--- Start of STORED DATA ---

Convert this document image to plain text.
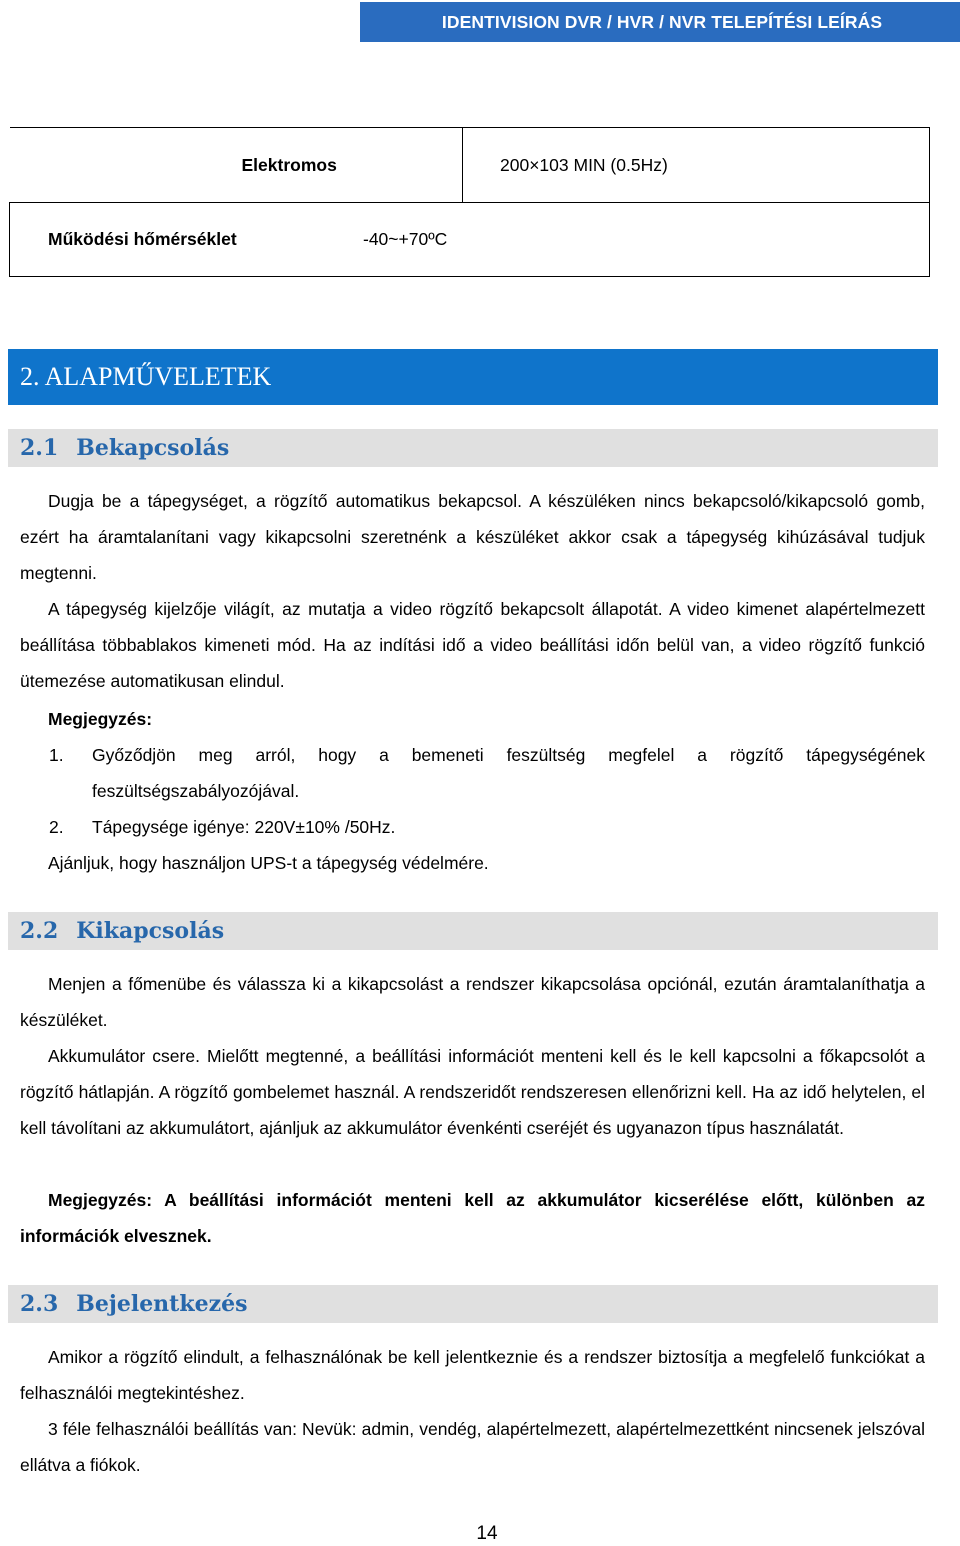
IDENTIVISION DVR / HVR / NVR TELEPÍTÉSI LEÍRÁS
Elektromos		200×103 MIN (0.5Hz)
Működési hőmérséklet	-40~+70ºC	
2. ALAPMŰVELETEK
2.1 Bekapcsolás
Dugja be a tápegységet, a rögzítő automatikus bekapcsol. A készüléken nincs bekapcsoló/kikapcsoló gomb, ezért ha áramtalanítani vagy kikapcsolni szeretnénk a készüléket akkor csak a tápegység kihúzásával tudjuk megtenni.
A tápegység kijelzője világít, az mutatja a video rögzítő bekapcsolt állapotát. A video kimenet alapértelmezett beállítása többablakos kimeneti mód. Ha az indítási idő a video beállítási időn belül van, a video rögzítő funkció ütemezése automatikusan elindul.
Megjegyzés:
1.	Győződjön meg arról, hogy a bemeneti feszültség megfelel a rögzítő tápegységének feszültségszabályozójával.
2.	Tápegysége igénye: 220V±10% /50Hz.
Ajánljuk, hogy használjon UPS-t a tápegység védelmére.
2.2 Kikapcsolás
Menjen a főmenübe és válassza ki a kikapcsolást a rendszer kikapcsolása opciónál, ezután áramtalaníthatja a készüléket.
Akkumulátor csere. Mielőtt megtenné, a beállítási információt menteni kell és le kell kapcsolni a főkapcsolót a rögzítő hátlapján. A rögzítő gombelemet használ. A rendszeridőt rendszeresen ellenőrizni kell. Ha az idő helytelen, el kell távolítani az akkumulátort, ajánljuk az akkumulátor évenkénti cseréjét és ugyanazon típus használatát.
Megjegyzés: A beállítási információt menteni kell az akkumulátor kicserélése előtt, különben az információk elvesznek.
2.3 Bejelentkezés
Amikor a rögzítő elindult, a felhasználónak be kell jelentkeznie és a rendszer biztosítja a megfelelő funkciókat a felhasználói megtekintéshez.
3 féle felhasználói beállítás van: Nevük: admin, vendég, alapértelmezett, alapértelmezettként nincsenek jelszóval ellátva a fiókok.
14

--- End of STORED DATA ---
--- Start of STORED DATA ---

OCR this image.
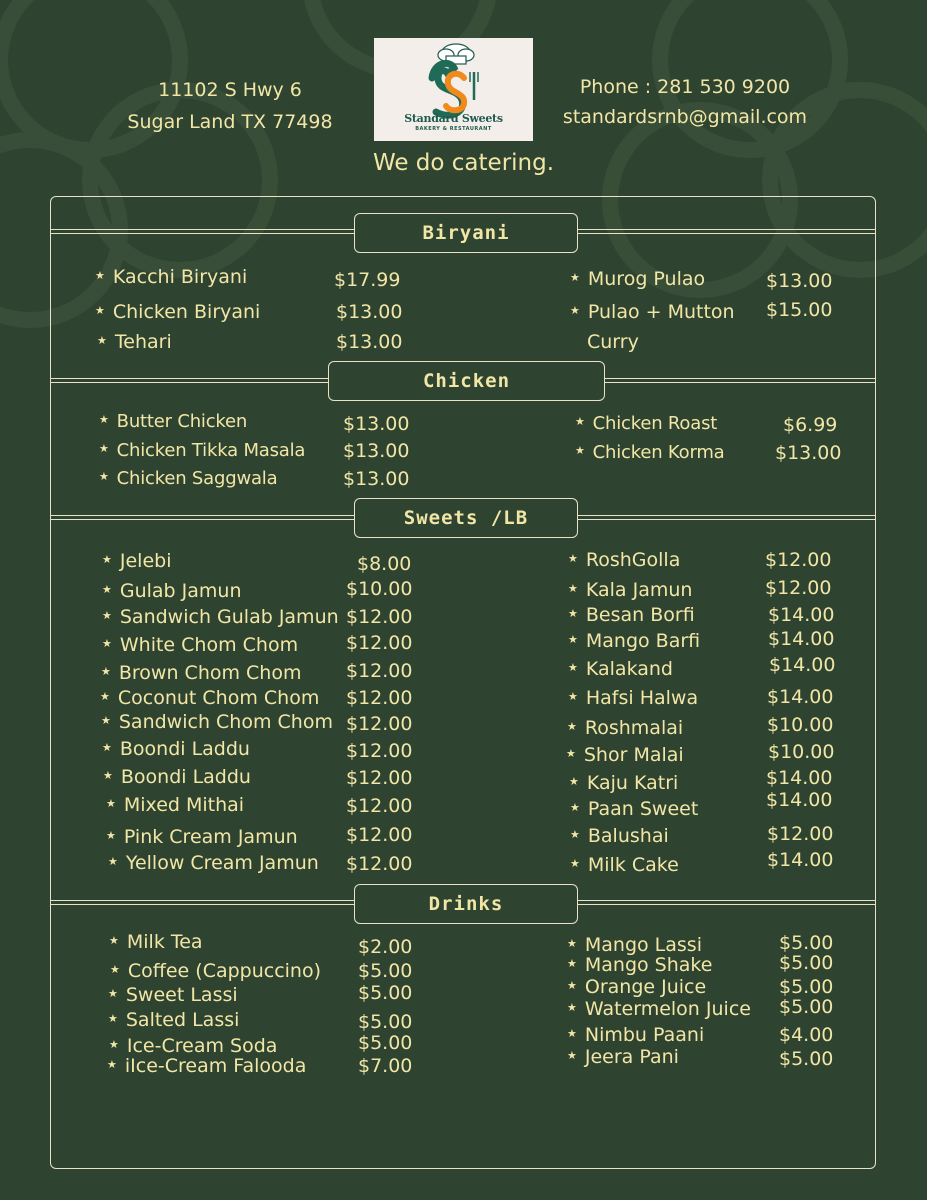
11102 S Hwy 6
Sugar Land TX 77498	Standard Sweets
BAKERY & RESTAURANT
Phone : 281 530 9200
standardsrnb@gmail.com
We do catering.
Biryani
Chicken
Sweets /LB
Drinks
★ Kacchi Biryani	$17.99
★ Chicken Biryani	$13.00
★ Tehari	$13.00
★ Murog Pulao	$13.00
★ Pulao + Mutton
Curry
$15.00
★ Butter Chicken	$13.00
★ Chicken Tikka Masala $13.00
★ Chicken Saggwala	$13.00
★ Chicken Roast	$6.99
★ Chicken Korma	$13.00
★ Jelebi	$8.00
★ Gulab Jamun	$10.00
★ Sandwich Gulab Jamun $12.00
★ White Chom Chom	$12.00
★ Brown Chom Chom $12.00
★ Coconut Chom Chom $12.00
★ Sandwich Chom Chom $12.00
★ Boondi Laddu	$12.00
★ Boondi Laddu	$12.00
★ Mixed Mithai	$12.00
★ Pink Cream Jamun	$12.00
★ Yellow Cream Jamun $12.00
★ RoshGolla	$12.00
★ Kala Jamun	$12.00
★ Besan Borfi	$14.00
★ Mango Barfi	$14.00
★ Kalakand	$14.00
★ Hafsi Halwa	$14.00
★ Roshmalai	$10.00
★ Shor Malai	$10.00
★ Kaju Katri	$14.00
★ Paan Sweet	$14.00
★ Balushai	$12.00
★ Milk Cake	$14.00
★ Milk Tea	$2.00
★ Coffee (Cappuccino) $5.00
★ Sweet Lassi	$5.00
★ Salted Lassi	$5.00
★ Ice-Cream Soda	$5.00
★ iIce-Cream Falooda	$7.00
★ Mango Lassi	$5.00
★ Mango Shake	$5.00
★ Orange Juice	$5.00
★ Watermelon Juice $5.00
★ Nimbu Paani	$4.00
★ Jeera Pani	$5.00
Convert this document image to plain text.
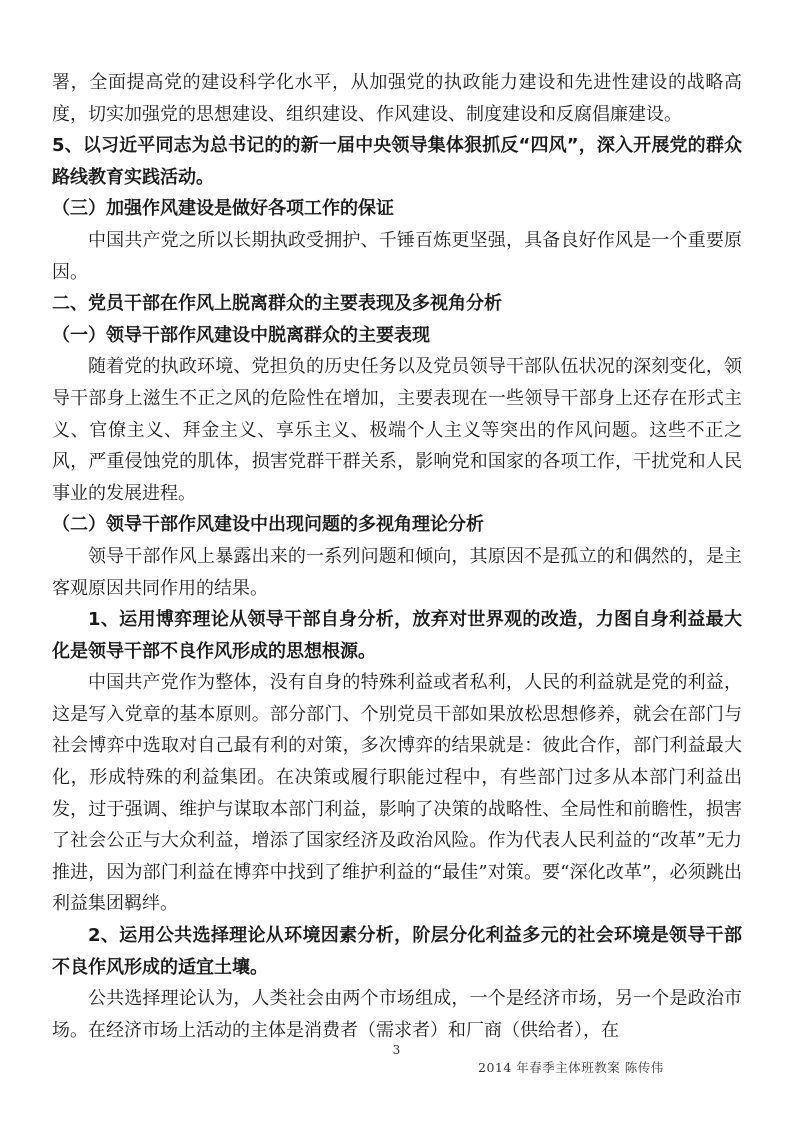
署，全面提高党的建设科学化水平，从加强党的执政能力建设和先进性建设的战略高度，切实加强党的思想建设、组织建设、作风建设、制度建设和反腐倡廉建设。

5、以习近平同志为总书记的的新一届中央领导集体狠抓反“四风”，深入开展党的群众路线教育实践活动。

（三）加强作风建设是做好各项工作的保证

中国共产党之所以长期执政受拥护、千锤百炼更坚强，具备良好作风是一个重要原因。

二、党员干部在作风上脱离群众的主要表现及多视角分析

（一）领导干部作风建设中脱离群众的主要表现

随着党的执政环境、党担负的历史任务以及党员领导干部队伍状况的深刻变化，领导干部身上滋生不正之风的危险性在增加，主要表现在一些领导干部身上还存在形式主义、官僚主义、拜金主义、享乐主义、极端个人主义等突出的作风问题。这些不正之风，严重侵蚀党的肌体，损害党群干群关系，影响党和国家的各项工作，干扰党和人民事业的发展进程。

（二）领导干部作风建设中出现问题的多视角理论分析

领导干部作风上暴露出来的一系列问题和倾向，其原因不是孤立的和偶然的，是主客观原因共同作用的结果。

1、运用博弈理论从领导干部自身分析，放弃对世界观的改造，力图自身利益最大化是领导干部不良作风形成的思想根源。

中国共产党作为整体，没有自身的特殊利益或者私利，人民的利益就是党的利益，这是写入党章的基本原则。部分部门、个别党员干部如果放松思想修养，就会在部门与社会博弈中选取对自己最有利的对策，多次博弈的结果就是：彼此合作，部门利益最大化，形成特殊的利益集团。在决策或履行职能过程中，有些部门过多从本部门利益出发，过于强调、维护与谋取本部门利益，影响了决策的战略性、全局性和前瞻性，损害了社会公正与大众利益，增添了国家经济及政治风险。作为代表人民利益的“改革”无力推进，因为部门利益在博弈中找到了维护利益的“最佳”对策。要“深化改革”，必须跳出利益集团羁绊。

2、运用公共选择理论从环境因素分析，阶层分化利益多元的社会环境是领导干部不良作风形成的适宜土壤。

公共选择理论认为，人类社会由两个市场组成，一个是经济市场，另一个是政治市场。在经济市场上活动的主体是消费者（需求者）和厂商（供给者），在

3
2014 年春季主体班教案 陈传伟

--- End of STORED DATA ---

Filter the records down to the lines that contain the string "felhasználói", and copy those lines.

**COMPLETE OUTPUT:**
Amikor a rögzítő elindult, a felhasználónak be kell jelentkeznie és a rendszer biztosítja a megfelelő funkciókat a felhasználói megtekintéshez.
3 féle felhasználói beállítás van: Nevük: admin, vendég, alapértelmezett, alapértelmezettként nincsenek jelszóval ellátva a fiókok.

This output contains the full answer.